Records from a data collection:
★ ★ ★ ★ ★ ★ ★

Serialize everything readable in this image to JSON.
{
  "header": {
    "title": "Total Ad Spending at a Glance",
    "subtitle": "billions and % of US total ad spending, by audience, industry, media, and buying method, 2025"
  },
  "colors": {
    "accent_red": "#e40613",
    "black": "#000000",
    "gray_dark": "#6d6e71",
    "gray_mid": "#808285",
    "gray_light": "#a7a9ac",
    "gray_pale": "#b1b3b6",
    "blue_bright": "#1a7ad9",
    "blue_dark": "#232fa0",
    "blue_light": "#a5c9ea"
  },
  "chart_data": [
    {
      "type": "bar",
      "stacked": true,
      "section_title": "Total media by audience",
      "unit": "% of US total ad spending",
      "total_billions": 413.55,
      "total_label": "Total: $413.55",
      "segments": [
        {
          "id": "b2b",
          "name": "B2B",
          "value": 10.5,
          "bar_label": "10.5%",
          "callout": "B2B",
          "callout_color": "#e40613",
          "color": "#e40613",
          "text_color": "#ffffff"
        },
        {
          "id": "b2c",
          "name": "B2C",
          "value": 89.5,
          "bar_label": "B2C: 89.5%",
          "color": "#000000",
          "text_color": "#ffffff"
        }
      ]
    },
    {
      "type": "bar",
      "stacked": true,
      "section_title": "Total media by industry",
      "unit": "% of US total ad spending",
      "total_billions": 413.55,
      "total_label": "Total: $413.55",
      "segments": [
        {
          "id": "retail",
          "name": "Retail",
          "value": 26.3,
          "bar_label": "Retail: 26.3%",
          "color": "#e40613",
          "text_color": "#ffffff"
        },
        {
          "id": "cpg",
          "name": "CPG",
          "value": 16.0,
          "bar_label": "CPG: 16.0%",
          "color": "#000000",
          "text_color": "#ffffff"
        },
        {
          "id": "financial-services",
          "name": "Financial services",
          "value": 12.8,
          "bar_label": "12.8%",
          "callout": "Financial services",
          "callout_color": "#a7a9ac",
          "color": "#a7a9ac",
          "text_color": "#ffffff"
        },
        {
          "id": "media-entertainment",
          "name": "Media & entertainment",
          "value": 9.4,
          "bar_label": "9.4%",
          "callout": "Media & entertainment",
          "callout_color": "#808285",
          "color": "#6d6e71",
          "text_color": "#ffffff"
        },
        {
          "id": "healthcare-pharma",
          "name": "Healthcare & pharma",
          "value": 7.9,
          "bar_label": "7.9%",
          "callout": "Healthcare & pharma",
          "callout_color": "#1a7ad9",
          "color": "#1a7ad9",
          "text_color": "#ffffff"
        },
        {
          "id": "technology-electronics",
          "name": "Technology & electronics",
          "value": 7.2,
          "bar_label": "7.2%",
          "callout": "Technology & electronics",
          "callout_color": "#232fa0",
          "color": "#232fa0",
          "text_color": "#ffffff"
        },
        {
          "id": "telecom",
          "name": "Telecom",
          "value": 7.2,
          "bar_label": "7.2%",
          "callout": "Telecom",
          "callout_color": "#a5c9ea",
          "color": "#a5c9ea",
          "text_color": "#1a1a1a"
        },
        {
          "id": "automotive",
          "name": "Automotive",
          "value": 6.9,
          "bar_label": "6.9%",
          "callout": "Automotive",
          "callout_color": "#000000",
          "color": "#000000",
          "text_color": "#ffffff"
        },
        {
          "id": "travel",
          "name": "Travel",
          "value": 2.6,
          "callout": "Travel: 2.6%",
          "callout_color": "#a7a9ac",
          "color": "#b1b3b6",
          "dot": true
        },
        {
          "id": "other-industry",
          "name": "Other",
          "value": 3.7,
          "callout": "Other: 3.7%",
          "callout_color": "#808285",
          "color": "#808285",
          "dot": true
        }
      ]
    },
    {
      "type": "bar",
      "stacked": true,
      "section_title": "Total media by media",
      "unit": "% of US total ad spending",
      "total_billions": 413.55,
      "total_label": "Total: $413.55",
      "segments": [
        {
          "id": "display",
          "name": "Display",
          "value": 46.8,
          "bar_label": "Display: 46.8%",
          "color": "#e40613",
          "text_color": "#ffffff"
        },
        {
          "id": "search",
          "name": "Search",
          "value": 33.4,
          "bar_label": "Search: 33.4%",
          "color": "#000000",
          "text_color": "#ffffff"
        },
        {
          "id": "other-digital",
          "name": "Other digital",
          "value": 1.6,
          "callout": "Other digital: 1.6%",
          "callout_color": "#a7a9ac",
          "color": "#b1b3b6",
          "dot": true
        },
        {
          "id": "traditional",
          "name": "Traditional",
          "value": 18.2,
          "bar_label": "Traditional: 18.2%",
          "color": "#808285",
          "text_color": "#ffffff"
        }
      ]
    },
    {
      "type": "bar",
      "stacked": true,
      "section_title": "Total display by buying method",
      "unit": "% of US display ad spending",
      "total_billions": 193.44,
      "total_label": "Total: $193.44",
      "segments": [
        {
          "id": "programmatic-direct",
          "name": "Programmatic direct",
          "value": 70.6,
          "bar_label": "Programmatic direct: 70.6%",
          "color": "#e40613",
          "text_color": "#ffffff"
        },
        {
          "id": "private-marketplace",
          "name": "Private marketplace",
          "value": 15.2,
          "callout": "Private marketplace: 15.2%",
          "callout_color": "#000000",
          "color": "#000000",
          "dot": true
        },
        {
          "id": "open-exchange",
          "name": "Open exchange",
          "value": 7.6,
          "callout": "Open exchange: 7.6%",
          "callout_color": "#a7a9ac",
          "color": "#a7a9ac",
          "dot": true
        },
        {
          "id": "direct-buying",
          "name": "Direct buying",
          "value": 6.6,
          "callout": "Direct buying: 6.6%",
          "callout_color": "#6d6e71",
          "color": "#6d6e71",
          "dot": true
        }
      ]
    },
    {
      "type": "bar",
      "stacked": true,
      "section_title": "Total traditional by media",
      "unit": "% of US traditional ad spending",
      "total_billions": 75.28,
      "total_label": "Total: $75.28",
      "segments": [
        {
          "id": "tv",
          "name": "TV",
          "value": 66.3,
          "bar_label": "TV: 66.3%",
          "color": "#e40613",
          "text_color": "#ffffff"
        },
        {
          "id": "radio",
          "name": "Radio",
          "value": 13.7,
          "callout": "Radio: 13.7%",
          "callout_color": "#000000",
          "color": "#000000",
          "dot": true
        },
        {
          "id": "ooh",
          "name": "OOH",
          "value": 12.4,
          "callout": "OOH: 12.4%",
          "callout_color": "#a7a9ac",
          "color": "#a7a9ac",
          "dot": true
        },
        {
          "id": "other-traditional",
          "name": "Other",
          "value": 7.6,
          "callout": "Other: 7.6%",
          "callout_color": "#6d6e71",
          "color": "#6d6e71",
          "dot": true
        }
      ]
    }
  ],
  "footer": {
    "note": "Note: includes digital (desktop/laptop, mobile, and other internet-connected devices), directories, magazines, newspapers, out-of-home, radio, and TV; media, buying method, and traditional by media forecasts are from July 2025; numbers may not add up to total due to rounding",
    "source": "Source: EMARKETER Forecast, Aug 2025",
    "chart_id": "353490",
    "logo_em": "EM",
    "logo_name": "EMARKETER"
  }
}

★ ★ ★ ★ ★ ★ ★

Your task is to repeat every line exactly.

Final answer:
Serialize everything readable in this image to JSON.
{
  "header": {
    "title": "Total Ad Spending at a Glance",
    "subtitle": "billions and % of US total ad spending, by audience, industry, media, and buying method, 2025"
  },
  "colors": {
    "accent_red": "#e40613",
    "black": "#000000",
    "gray_dark": "#6d6e71",
    "gray_mid": "#808285",
    "gray_light": "#a7a9ac",
    "gray_pale": "#b1b3b6",
    "blue_bright": "#1a7ad9",
    "blue_dark": "#232fa0",
    "blue_light": "#a5c9ea"
  },
  "chart_data": [
    {
      "type": "bar",
      "stacked": true,
      "section_title": "Total media by audience",
      "unit": "% of US total ad spending",
      "total_billions": 413.55,
      "total_label": "Total: $413.55",
      "segments": [
        {
          "id": "b2b",
          "name": "B2B",
          "value": 10.5,
          "bar_label": "10.5%",
          "callout": "B2B",
          "callout_color": "#e40613",
          "color": "#e40613",
          "text_color": "#ffffff"
        },
        {
          "id": "b2c",
          "name": "B2C",
          "value": 89.5,
          "bar_label": "B2C: 89.5%",
          "color": "#000000",
          "text_color": "#ffffff"
        }
      ]
    },
    {
      "type": "bar",
      "stacked": true,
      "section_title": "Total media by industry",
      "unit": "% of US total ad spending",
      "total_billions": 413.55,
      "total_label": "Total: $413.55",
      "segments": [
        {
          "id": "retail",
          "name": "Retail",
          "value": 26.3,
          "bar_label": "Retail: 26.3%",
          "color": "#e40613",
          "text_color": "#ffffff"
        },
        {
          "id": "cpg",
          "name": "CPG",
          "value": 16.0,
          "bar_label": "CPG: 16.0%",
          "color": "#000000",
          "text_color": "#ffffff"
        },
        {
          "id": "financial-services",
          "name": "Financial services",
          "value": 12.8,
          "bar_label": "12.8%",
          "callout": "Financial services",
          "callout_color": "#a7a9ac",
          "color": "#a7a9ac",
          "text_color": "#ffffff"
        },
        {
          "id": "media-entertainment",
          "name": "Media & entertainment",
          "value": 9.4,
          "bar_label": "9.4%",
          "callout": "Media & entertainment",
          "callout_color": "#808285",
          "color": "#6d6e71",
          "text_color": "#ffffff"
        },
        {
          "id": "healthcare-pharma",
          "name": "Healthcare & pharma",
          "value": 7.9,
          "bar_label": "7.9%",
          "callout": "Healthcare & pharma",
          "callout_color": "#1a7ad9",
          "color": "#1a7ad9",
          "text_color": "#ffffff"
        },
        {
          "id": "technology-electronics",
          "name": "Technology & electronics",
          "value": 7.2,
          "bar_label": "7.2%",
          "callout": "Technology & electronics",
          "callout_color": "#232fa0",
          "color": "#232fa0",
          "text_color": "#ffffff"
        },
        {
          "id": "telecom",
          "name": "Telecom",
          "value": 7.2,
          "bar_label": "7.2%",
          "callout": "Telecom",
          "callout_color": "#a5c9ea",
          "color": "#a5c9ea",
          "text_color": "#1a1a1a"
        },
        {
          "id": "automotive",
          "name": "Automotive",
          "value": 6.9,
          "bar_label": "6.9%",
          "callout": "Automotive",
          "callout_color": "#000000",
          "color": "#000000",
          "text_color": "#ffffff"
        },
        {
          "id": "travel",
          "name": "Travel",
          "value": 2.6,
          "callout": "Travel: 2.6%",
          "callout_color": "#a7a9ac",
          "color": "#b1b3b6",
          "dot": true
        },
        {
          "id": "other-industry",
          "name": "Other",
          "value": 3.7,
          "callout": "Other: 3.7%",
          "callout_color": "#808285",
          "color": "#808285",
          "dot": true
        }
      ]
    },
    {
      "type": "bar",
      "stacked": true,
      "section_title": "Total media by media",
      "unit": "% of US total ad spending",
      "total_billions": 413.55,
      "total_label": "Total: $413.55",
      "segments": [
        {
          "id": "display",
          "name": "Display",
          "value": 46.8,
          "bar_label": "Display: 46.8%",
          "color": "#e40613",
          "text_color": "#ffffff"
        },
        {
          "id": "search",
          "name": "Search",
          "value": 33.4,
          "bar_label": "Search: 33.4%",
          "color": "#000000",
          "text_color": "#ffffff"
        },
        {
          "id": "other-digital",
          "name": "Other digital",
          "value": 1.6,
          "callout": "Other digital: 1.6%",
          "callout_color": "#a7a9ac",
          "color": "#b1b3b6",
          "dot": true
        },
        {
          "id": "traditional",
          "name": "Traditional",
          "value": 18.2,
          "bar_label": "Traditional: 18.2%",
          "color": "#808285",
          "text_color": "#ffffff"
        }
      ]
    },
    {
      "type": "bar",
      "stacked": true,
      "section_title": "Total display by buying method",
      "unit": "% of US display ad spending",
      "total_billions": 193.44,
      "total_label": "Total: $193.44",
      "segments": [
        {
          "id": "programmatic-direct",
          "name": "Programmatic direct",
          "value": 70.6,
          "bar_label": "Programmatic direct: 70.6%",
          "color": "#e40613",
          "text_color": "#ffffff"
        },
        {
          "id": "private-marketplace",
          "name": "Private marketplace",
          "value": 15.2,
          "callout": "Private marketplace: 15.2%",
          "callout_color": "#000000",
          "color": "#000000",
          "dot": true
        },
        {
          "id": "open-exchange",
          "name": "Open exchange",
          "value": 7.6,
          "callout": "Open exchange: 7.6%",
          "callout_color": "#a7a9ac",
          "color": "#a7a9ac",
          "dot": true
        },
        {
          "id": "direct-buying",
          "name": "Direct buying",
          "value": 6.6,
          "callout": "Direct buying: 6.6%",
          "callout_color": "#6d6e71",
          "color": "#6d6e71",
          "dot": true
        }
      ]
    },
    {
      "type": "bar",
      "stacked": true,
      "section_title": "Total traditional by media",
      "unit": "% of US traditional ad spending",
      "total_billions": 75.28,
      "total_label": "Total: $75.28",
      "segments": [
        {
          "id": "tv",
          "name": "TV",
          "value": 66.3,
          "bar_label": "TV: 66.3%",
          "color": "#e40613",
          "text_color": "#ffffff"
        },
        {
          "id": "radio",
          "name": "Radio",
          "value": 13.7,
          "callout": "Radio: 13.7%",
          "callout_color": "#000000",
          "color": "#000000",
          "dot": true
        },
        {
          "id": "ooh",
          "name": "OOH",
          "value": 12.4,
          "callout": "OOH: 12.4%",
          "callout_color": "#a7a9ac",
          "color": "#a7a9ac",
          "dot": true
        },
        {
          "id": "other-traditional",
          "name": "Other",
          "value": 7.6,
          "callout": "Other: 7.6%",
          "callout_color": "#6d6e71",
          "color": "#6d6e71",
          "dot": true
        }
      ]
    }
  ],
  "footer": {
    "note": "Note: includes digital (desktop/laptop, mobile, and other internet-connected devices), directories, magazines, newspapers, out-of-home, radio, and TV; media, buying method, and traditional by media forecasts are from July 2025; numbers may not add up to total due to rounding",
    "source": "Source: EMARKETER Forecast, Aug 2025",
    "chart_id": "353490",
    "logo_em": "EM",
    "logo_name": "EMARKETER"
  }
}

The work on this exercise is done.